Instructions to follow: What follows is a listing; give it again exactly, in its entirety.

+++ Given records +++

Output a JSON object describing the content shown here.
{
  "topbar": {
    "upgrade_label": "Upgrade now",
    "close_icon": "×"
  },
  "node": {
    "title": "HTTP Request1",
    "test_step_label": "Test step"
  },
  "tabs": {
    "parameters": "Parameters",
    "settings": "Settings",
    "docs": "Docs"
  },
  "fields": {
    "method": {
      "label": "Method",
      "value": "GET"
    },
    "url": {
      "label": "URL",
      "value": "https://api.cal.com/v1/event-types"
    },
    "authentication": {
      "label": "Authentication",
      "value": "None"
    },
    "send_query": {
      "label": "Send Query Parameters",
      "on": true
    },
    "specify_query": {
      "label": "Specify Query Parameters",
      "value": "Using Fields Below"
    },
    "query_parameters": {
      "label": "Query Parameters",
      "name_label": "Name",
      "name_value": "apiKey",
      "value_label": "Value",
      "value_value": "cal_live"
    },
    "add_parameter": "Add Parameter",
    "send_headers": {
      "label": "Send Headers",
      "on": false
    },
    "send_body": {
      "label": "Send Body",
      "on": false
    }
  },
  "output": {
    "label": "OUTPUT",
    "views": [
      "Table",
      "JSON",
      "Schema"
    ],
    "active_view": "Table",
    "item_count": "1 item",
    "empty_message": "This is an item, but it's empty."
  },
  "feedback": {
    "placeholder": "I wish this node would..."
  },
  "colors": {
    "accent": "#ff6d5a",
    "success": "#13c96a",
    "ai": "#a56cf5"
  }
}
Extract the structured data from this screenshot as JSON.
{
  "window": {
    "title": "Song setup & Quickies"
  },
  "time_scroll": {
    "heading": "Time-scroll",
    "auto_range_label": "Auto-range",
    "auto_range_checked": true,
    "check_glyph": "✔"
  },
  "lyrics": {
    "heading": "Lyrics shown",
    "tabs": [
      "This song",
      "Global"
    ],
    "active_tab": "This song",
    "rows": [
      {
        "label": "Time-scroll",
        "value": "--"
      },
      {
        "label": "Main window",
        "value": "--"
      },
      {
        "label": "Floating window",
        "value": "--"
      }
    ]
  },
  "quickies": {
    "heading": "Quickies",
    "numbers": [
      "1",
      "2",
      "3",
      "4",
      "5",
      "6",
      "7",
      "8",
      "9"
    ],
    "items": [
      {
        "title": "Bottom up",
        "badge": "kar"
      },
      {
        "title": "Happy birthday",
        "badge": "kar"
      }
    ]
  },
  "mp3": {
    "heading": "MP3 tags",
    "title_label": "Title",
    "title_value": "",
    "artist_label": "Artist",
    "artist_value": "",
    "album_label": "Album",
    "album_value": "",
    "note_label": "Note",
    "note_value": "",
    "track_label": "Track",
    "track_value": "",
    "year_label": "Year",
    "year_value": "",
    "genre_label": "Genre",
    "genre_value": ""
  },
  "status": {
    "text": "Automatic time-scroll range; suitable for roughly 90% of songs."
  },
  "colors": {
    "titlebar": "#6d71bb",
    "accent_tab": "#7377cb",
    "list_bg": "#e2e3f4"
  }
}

+++

Full solution:
Output a JSON object describing the content shown here.
{
  "topbar": {
    "upgrade_label": "Upgrade now",
    "close_icon": "×"
  },
  "node": {
    "title": "HTTP Request1",
    "test_step_label": "Test step"
  },
  "tabs": {
    "parameters": "Parameters",
    "settings": "Settings",
    "docs": "Docs"
  },
  "fields": {
    "method": {
      "label": "Method",
      "value": "GET"
    },
    "url": {
      "label": "URL",
      "value": "https://api.cal.com/v1/event-types"
    },
    "authentication": {
      "label": "Authentication",
      "value": "None"
    },
    "send_query": {
      "label": "Send Query Parameters",
      "on": true
    },
    "specify_query": {
      "label": "Specify Query Parameters",
      "value": "Using Fields Below"
    },
    "query_parameters": {
      "label": "Query Parameters",
      "name_label": "Name",
      "name_value": "apiKey",
      "value_label": "Value",
      "value_value": "cal_live"
    },
    "add_parameter": "Add Parameter",
    "send_headers": {
      "label": "Send Headers",
      "on": false
    },
    "send_body": {
      "label": "Send Body",
      "on": false
    }
  },
  "output": {
    "label": "OUTPUT",
    "views": [
      "Table",
      "JSON",
      "Schema"
    ],
    "active_view": "Table",
    "item_count": "1 item",
    "empty_message": "This is an item, but it's empty."
  },
  "feedback": {
    "placeholder": "I wish this node would..."
  },
  "colors": {
    "accent": "#ff6d5a",
    "success": "#13c96a",
    "ai": "#a56cf5"
  }
}
Extract the structured data from this screenshot as JSON.
{
  "window": {
    "title": "Song setup & Quickies"
  },
  "time_scroll": {
    "heading": "Time-scroll",
    "auto_range_label": "Auto-range",
    "auto_range_checked": true,
    "check_glyph": "✔"
  },
  "lyrics": {
    "heading": "Lyrics shown",
    "tabs": [
      "This song",
      "Global"
    ],
    "active_tab": "This song",
    "rows": [
      {
        "label": "Time-scroll",
        "value": "--"
      },
      {
        "label": "Main window",
        "value": "--"
      },
      {
        "label": "Floating window",
        "value": "--"
      }
    ]
  },
  "quickies": {
    "heading": "Quickies",
    "numbers": [
      "1",
      "2",
      "3",
      "4",
      "5",
      "6",
      "7",
      "8",
      "9"
    ],
    "items": [
      {
        "title": "Bottom up",
        "badge": "kar"
      },
      {
        "title": "Happy birthday",
        "badge": "kar"
      }
    ]
  },
  "mp3": {
    "heading": "MP3 tags",
    "title_label": "Title",
    "title_value": "",
    "artist_label": "Artist",
    "artist_value": "",
    "album_label": "Album",
    "album_value": "",
    "note_label": "Note",
    "note_value": "",
    "track_label": "Track",
    "track_value": "",
    "year_label": "Year",
    "year_value": "",
    "genre_label": "Genre",
    "genre_value": ""
  },
  "status": {
    "text": "Automatic time-scroll range; suitable for roughly 90% of songs."
  },
  "colors": {
    "titlebar": "#6d71bb",
    "accent_tab": "#7377cb",
    "list_bg": "#e2e3f4"
  }
}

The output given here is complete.